→ **Task prompt**
Check each line of the listing, and copy it if it contains the word "xlabel".

→ **Input material**
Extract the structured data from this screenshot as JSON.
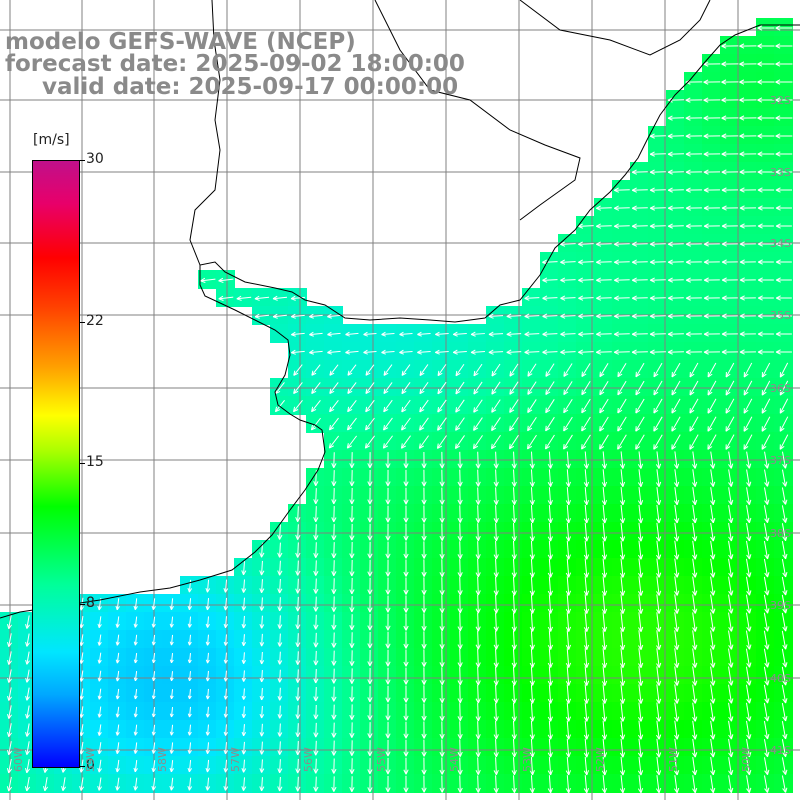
{
  "title": {
    "line1": "modelo GEFS-WAVE (NCEP)",
    "line2": "forecast date: 2025-09-02 18:00:00",
    "line3": "valid date: 2025-09-17 00:00:00"
  },
  "colorbar": {
    "unit": "[m/s]",
    "min": 0,
    "max": 30,
    "ticks": [
      {
        "value": 30,
        "label": "30"
      },
      {
        "value": 22,
        "label": "22"
      },
      {
        "value": 15,
        "label": "15"
      },
      {
        "value": 8,
        "label": "8"
      },
      {
        "value": 0,
        "label": "0"
      }
    ],
    "colors": [
      "#0000ff",
      "#00a8ff",
      "#00e6ff",
      "#00ff9a",
      "#00ff00",
      "#a8ff00",
      "#ffff00",
      "#ffa000",
      "#ff4000",
      "#ff0000",
      "#e8006a",
      "#c0108a"
    ]
  },
  "latitude_labels": [
    "32S",
    "33S",
    "34S",
    "35S",
    "36S",
    "37S",
    "38S",
    "39S",
    "40S",
    "41S"
  ],
  "longitude_labels": [
    "60W",
    "59W",
    "58W",
    "57W",
    "56W",
    "55W",
    "54W",
    "53W",
    "52W",
    "51W",
    "50W"
  ],
  "map": {
    "field": "wind speed with direction arrows",
    "land_color": "#ffffff",
    "grid_color": "#808080",
    "coastline_color": "#000000",
    "arrow_color": "#ffffff"
  }
}
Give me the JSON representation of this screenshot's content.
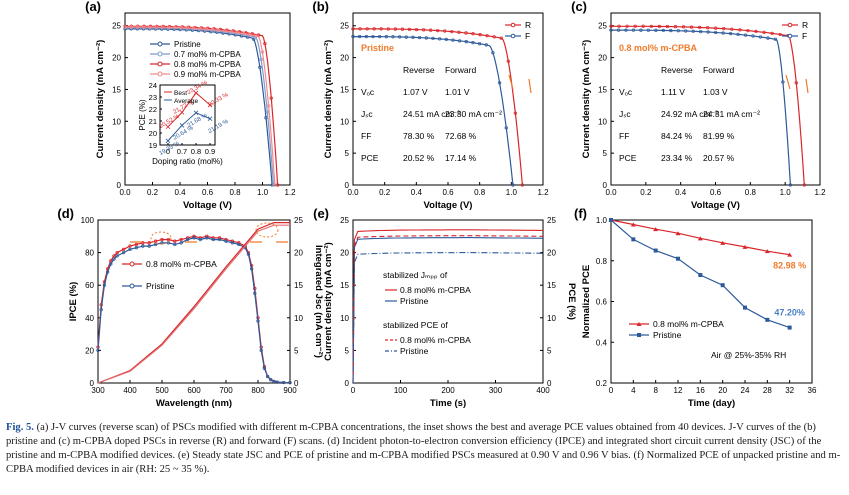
{
  "colors": {
    "red": "#d9262b",
    "blue": "#2d5a9a",
    "orange": "#f07b2a",
    "gray": "#999999"
  },
  "caption": {
    "lead": "Fig. 5.",
    "text": " (a) J-V curves (reverse scan) of PSCs modified with different m-CPBA concentrations, the inset shows the best and average PCE values obtained from 40 devices. J-V curves of the (b) pristine and (c) m-CPBA doped PSCs in reverse (R) and forward (F) scans. (d) Incident photon-to-electron conversion efficiency (IPCE) and integrated short circuit current density (JSC) of the pristine and m-CPBA modified devices. (e) Steady state JSC and PCE of pristine and m-CPBA modified PSCs measured at 0.90 V and 0.96 V bias. (f) Normalized PCE of unpacked pristine and m-CPBA modified devices in air (RH: 25 ~ 35 %)."
  },
  "chart_data": [
    {
      "panel": "(a)",
      "type": "line",
      "xlabel": "Voltage (V)",
      "ylabel": "Current density (mA cm⁻²)",
      "xlim": [
        0,
        1.2
      ],
      "ylim": [
        0,
        27
      ],
      "xticks": [
        "0.0",
        "0.2",
        "0.4",
        "0.6",
        "0.8",
        "1.0",
        "1.2"
      ],
      "yticks": [
        "0",
        "5",
        "10",
        "15",
        "20",
        "25"
      ],
      "series": [
        {
          "name": "Pristine",
          "jsc": 24.51,
          "voc": 1.07,
          "vk": 0.93,
          "color": "#2d5a9a",
          "marker": "circle"
        },
        {
          "name": "0.7 mol% m-CPBA",
          "jsc": 24.7,
          "voc": 1.08,
          "vk": 0.95,
          "color": "#7d9fcc",
          "marker": "circle"
        },
        {
          "name": "0.8 mol% m-CPBA",
          "jsc": 24.92,
          "voc": 1.11,
          "vk": 1.0,
          "color": "#d9262b",
          "marker": "circle"
        },
        {
          "name": "0.9 mol% m-CPBA",
          "jsc": 24.8,
          "voc": 1.09,
          "vk": 0.97,
          "color": "#f4898d",
          "marker": "circle"
        }
      ],
      "inset": {
        "xlabel": "Doping ratio (mol%)",
        "ylabel": "PCE (%)",
        "xticks": [
          "0",
          "0.7",
          "0.8",
          "0.9"
        ],
        "yticks": [
          "19",
          "20",
          "21",
          "22",
          "23",
          "24"
        ],
        "x": [
          0,
          0.7,
          0.8,
          0.9
        ],
        "ylim": [
          19,
          24
        ],
        "series": [
          {
            "name": "Best",
            "values": [
              20.52,
              21.72,
              23.34,
              22.33
            ],
            "color": "#d9262b"
          },
          {
            "name": "Average",
            "values": [
              19.35,
              20.64,
              21.68,
              21.19
            ],
            "color": "#2d5a9a"
          }
        ],
        "labels": {
          "best": [
            "20.52 %",
            "21.72 %",
            "23.34 %",
            "22.33 %"
          ],
          "avg": [
            "19.35 %",
            "20.64 %",
            "21.68 %",
            "21.19 %"
          ]
        }
      }
    },
    {
      "panel": "(b)",
      "type": "line",
      "xlabel": "Voltage (V)",
      "ylabel": "Current density (mA cm⁻²)",
      "xlim": [
        0,
        1.2
      ],
      "ylim": [
        0,
        27
      ],
      "xticks": [
        "0.0",
        "0.2",
        "0.4",
        "0.6",
        "0.8",
        "1.0",
        "1.2"
      ],
      "yticks": [
        "0",
        "5",
        "10",
        "15",
        "20",
        "25"
      ],
      "label": "Pristine",
      "series": [
        {
          "name": "R",
          "jsc": 24.51,
          "voc": 1.07,
          "vk": 0.94,
          "color": "#d9262b"
        },
        {
          "name": "F",
          "jsc": 23.3,
          "voc": 1.01,
          "vk": 0.86,
          "color": "#2d5a9a"
        }
      ],
      "table": {
        "headers": [
          "",
          "Reverse",
          "Forward"
        ],
        "rows": [
          [
            "Vₒc",
            "1.07 V",
            "1.01 V"
          ],
          [
            "Jₛc",
            "24.51 mA cm⁻²",
            "23.30 mA cm⁻²"
          ],
          [
            "FF",
            "78.30 %",
            "72.68 %"
          ],
          [
            "PCE",
            "20.52 %",
            "17.14 %"
          ]
        ]
      }
    },
    {
      "panel": "(c)",
      "type": "line",
      "xlabel": "Voltage (V)",
      "ylabel": "Current density (mA cm⁻²)",
      "xlim": [
        0,
        1.2
      ],
      "ylim": [
        0,
        27
      ],
      "xticks": [
        "0.0",
        "0.2",
        "0.4",
        "0.6",
        "0.8",
        "1.0",
        "1.2"
      ],
      "yticks": [
        "0",
        "5",
        "10",
        "15",
        "20",
        "25"
      ],
      "label": "0.8 mol% m-CPBA",
      "series": [
        {
          "name": "R",
          "jsc": 24.92,
          "voc": 1.11,
          "vk": 1.02,
          "color": "#d9262b"
        },
        {
          "name": "F",
          "jsc": 24.31,
          "voc": 1.03,
          "vk": 0.95,
          "color": "#2d5a9a"
        }
      ],
      "table": {
        "headers": [
          "",
          "Reverse",
          "Forward"
        ],
        "rows": [
          [
            "Vₒc",
            "1.11 V",
            "1.03 V"
          ],
          [
            "Jₛc",
            "24.92 mA cm⁻²",
            "24.31 mA cm⁻²"
          ],
          [
            "FF",
            "84.24 %",
            "81.99 %"
          ],
          [
            "PCE",
            "23.34 %",
            "20.57 %"
          ]
        ]
      }
    },
    {
      "panel": "(d)",
      "type": "line",
      "xlabel": "Wavelength (nm)",
      "ylabel": "IPCE (%)",
      "y2label": "Integrated Jsc (mA cm⁻²)",
      "xlim": [
        300,
        900
      ],
      "ylim": [
        0,
        100
      ],
      "y2lim": [
        0,
        25
      ],
      "xticks": [
        "300",
        "400",
        "500",
        "600",
        "700",
        "800",
        "900"
      ],
      "yticks": [
        "0",
        "20",
        "40",
        "60",
        "80",
        "100"
      ],
      "y2ticks": [
        "0",
        "5",
        "10",
        "15",
        "20",
        "25"
      ],
      "series": [
        {
          "name": "0.8 mol% m-CPBA",
          "color": "#d9262b",
          "x": [
            300,
            310,
            320,
            330,
            340,
            350,
            360,
            380,
            400,
            420,
            440,
            460,
            480,
            500,
            520,
            540,
            560,
            580,
            600,
            620,
            640,
            660,
            680,
            700,
            720,
            740,
            760,
            770,
            780,
            790,
            800,
            810,
            820,
            830,
            840,
            850,
            860,
            880,
            900
          ],
          "values": [
            22,
            48,
            62,
            70,
            75,
            78,
            80,
            82,
            84,
            85,
            86,
            86,
            87,
            88,
            88,
            87,
            88,
            89,
            90,
            89,
            90,
            89,
            89,
            88,
            87,
            86,
            84,
            80,
            72,
            58,
            40,
            22,
            10,
            4,
            2,
            1,
            0.5,
            0.3,
            0.2
          ]
        },
        {
          "name": "Pristine",
          "color": "#2d5a9a",
          "x": [
            300,
            310,
            320,
            330,
            340,
            350,
            360,
            380,
            400,
            420,
            440,
            460,
            480,
            500,
            520,
            540,
            560,
            580,
            600,
            620,
            640,
            660,
            680,
            700,
            720,
            740,
            760,
            770,
            780,
            790,
            800,
            810,
            820,
            830,
            840,
            850,
            860,
            880,
            900
          ],
          "values": [
            20,
            45,
            60,
            68,
            73,
            76,
            78,
            80,
            82,
            83,
            84,
            84,
            85,
            86,
            86,
            85,
            86,
            88,
            89,
            88,
            89,
            88,
            88,
            87,
            86,
            85,
            83,
            79,
            70,
            55,
            38,
            20,
            9,
            4,
            2,
            1,
            0.5,
            0.3,
            0.2
          ]
        },
        {
          "name": "Integrated Jsc (0.8 mol% m-CPBA)",
          "axis": "y2",
          "color": "#d9262b",
          "x": [
            300,
            400,
            500,
            600,
            700,
            800,
            850,
            900
          ],
          "values": [
            0,
            1.9,
            6.0,
            11.7,
            17.8,
            23.6,
            24.6,
            24.6
          ]
        },
        {
          "name": "Integrated Jsc (Pristine)",
          "axis": "y2",
          "color": "#e07070",
          "x": [
            300,
            400,
            500,
            600,
            700,
            800,
            850,
            900
          ],
          "values": [
            0,
            1.8,
            5.8,
            11.4,
            17.5,
            23.3,
            24.2,
            24.2
          ]
        }
      ]
    },
    {
      "panel": "(e)",
      "type": "line",
      "xlabel": "Time (s)",
      "ylabel": "Current density (mA cm⁻²)",
      "y2label": "PCE (%)",
      "xlim": [
        0,
        400
      ],
      "ylim": [
        0,
        25
      ],
      "y2lim": [
        0,
        25
      ],
      "xticks": [
        "0",
        "100",
        "200",
        "300",
        "400"
      ],
      "yticks": [
        "0",
        "5",
        "10",
        "15",
        "20",
        "25"
      ],
      "y2ticks": [
        "0",
        "5",
        "10",
        "15",
        "20",
        "25"
      ],
      "legend_titles": [
        "stabilized Jₘₚₚ of",
        "stabilized PCE of"
      ],
      "series": [
        {
          "name": "0.8 mol% m-CPBA",
          "group": "J",
          "color": "#d9262b",
          "level": 23.5,
          "style": "solid-marker"
        },
        {
          "name": "Pristine",
          "group": "J",
          "color": "#2d5a9a",
          "level": 22.3,
          "style": "solid-marker"
        },
        {
          "name": "0.8 mol% m-CPBA",
          "group": "PCE",
          "color": "#d9262b",
          "level": 22.6,
          "style": "dash"
        },
        {
          "name": "Pristine",
          "group": "PCE",
          "color": "#2d5a9a",
          "level": 20.0,
          "style": "dashdot"
        }
      ]
    },
    {
      "panel": "(f)",
      "type": "line",
      "xlabel": "Time (day)",
      "ylabel": "Normalized PCE",
      "xlim": [
        0,
        36
      ],
      "ylim": [
        0.2,
        1.0
      ],
      "xticks": [
        "0",
        "4",
        "8",
        "12",
        "16",
        "20",
        "24",
        "28",
        "32",
        "36"
      ],
      "yticks": [
        "0.2",
        "0.4",
        "0.6",
        "0.8",
        "1.0"
      ],
      "note": "Air @ 25%-35% RH",
      "series": [
        {
          "name": "0.8 mol% m-CPBA",
          "color": "#d9262b",
          "x": [
            0,
            4,
            8,
            12,
            16,
            20,
            24,
            28,
            32
          ],
          "values": [
            1.0,
            0.978,
            0.955,
            0.935,
            0.91,
            0.888,
            0.868,
            0.847,
            0.8298
          ],
          "end_label": "82.98 %"
        },
        {
          "name": "Pristine",
          "color": "#2d5a9a",
          "x": [
            0,
            4,
            8,
            12,
            16,
            20,
            24,
            28,
            32
          ],
          "values": [
            1.0,
            0.905,
            0.85,
            0.81,
            0.73,
            0.68,
            0.57,
            0.51,
            0.472
          ],
          "end_label": "47.20%"
        }
      ]
    }
  ]
}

→ **Finished answer**
      "xlabel": "Voltage (V)",
        "xlabel": "Doping ratio (mol%)",
      "xlabel": "Voltage (V)",
      "xlabel": "Voltage (V)",
      "xlabel": "Wavelength (nm)",
      "xlabel": "Time (s)",
      "xlabel": "Time (day)",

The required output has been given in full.